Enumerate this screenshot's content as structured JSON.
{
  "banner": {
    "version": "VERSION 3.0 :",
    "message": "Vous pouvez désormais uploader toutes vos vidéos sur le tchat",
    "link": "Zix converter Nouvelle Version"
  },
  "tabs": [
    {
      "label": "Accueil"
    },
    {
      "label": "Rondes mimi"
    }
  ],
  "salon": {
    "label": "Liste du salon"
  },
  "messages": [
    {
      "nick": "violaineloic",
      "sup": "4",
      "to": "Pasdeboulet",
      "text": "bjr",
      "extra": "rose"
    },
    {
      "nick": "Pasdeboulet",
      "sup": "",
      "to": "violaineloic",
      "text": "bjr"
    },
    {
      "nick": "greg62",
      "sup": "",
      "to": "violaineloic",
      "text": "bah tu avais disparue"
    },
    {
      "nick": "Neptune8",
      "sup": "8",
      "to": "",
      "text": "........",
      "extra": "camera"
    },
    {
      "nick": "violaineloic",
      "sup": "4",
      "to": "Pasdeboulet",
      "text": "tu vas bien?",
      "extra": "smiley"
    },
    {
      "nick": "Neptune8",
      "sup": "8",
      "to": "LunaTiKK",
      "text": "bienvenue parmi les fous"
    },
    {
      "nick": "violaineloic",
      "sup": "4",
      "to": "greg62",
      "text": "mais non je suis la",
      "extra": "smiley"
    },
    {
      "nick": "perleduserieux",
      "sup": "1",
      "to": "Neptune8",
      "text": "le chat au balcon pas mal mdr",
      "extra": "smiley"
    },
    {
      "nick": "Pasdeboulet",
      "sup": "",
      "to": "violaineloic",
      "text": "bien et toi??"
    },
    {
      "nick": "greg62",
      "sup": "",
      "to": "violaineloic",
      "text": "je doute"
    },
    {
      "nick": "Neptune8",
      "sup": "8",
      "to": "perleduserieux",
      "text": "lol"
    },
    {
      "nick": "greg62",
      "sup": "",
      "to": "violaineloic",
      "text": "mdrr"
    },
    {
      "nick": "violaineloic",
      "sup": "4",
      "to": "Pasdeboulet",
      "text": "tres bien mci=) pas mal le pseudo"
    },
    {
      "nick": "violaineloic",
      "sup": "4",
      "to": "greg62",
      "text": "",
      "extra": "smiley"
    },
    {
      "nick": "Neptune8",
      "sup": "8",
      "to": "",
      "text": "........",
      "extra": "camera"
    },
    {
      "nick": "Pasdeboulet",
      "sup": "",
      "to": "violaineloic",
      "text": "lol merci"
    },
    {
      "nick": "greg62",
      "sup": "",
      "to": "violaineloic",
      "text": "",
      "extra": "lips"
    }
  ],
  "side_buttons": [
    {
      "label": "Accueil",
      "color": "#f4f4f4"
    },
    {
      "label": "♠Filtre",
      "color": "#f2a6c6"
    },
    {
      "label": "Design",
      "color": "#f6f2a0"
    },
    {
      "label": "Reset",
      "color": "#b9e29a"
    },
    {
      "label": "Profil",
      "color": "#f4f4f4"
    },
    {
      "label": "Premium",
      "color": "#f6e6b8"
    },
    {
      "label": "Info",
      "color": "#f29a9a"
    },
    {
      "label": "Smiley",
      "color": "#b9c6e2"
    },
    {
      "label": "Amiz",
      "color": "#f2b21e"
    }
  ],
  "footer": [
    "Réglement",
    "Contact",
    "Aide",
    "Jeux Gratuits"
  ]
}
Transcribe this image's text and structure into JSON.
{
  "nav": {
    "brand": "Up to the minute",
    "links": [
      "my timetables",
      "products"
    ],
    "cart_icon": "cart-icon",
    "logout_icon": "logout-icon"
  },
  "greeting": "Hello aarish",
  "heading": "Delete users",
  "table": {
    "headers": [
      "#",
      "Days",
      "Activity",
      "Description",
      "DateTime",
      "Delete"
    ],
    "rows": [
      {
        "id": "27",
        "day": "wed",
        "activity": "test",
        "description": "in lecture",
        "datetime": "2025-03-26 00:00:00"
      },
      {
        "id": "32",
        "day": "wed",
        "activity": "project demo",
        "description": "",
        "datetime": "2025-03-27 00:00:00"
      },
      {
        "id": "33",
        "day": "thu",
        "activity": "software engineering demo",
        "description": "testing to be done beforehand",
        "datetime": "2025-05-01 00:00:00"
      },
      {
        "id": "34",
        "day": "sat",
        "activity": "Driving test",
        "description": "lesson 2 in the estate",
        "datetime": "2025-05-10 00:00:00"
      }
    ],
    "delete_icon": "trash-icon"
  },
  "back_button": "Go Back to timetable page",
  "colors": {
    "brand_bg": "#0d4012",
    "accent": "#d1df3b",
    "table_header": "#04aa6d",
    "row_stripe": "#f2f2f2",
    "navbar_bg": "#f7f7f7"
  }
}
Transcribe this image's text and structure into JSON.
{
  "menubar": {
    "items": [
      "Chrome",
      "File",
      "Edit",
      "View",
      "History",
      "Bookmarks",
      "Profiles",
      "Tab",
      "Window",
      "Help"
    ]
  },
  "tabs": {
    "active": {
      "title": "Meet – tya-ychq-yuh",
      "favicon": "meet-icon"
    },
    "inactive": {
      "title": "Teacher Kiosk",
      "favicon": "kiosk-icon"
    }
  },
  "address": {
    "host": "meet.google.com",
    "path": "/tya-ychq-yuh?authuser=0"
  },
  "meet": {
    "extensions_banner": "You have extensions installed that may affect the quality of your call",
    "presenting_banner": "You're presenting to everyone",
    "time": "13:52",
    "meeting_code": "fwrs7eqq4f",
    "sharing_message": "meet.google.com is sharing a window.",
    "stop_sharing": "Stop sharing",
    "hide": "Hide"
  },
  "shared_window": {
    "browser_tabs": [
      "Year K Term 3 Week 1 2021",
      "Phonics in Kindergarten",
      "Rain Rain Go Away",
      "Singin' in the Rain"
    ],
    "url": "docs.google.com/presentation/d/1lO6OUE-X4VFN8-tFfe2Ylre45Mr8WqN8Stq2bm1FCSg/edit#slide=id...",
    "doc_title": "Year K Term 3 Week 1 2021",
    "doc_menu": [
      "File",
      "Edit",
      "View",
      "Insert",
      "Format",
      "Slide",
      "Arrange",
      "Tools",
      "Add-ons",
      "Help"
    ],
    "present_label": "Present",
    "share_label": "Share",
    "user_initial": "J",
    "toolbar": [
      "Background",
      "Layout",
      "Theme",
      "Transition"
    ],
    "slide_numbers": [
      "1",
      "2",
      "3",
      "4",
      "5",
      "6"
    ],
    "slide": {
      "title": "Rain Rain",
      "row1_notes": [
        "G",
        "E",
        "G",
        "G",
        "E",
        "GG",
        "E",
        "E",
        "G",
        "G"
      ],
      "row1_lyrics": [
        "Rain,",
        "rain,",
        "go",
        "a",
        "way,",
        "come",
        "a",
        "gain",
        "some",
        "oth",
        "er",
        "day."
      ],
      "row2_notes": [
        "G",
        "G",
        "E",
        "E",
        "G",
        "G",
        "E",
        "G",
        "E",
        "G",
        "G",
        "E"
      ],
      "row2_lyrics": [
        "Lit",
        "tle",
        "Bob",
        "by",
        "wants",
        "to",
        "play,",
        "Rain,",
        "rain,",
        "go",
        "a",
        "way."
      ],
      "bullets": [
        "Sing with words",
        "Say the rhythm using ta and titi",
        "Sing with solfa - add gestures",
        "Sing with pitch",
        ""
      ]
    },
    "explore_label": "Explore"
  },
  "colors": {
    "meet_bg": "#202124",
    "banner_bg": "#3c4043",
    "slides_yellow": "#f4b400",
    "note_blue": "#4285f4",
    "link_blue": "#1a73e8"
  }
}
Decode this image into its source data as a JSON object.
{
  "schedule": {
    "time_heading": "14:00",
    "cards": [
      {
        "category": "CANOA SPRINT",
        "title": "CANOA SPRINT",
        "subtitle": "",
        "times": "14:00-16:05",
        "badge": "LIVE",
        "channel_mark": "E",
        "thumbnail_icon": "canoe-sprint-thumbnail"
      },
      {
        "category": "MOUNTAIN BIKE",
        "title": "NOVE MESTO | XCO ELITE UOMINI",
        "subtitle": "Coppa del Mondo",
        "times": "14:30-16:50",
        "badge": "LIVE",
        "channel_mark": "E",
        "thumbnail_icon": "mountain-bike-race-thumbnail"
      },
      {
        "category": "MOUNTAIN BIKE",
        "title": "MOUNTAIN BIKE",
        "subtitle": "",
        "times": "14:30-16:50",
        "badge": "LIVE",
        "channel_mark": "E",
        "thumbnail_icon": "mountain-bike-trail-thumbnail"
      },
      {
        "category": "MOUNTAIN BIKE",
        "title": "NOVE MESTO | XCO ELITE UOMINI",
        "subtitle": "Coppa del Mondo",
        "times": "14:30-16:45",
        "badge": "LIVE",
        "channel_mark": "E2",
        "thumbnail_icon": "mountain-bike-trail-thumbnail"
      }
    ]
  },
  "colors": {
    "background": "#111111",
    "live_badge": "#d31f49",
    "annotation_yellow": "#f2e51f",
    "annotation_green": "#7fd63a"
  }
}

--------------------------------

▶ **YOUR INSTRUCTIONS**: Lines that hold the word "Year" are the ones to return, every one of them.

▶ **THE REPLY**:
      "Year K Term 3 Week 1 2021",
    "doc_title": "Year K Term 3 Week 1 2021",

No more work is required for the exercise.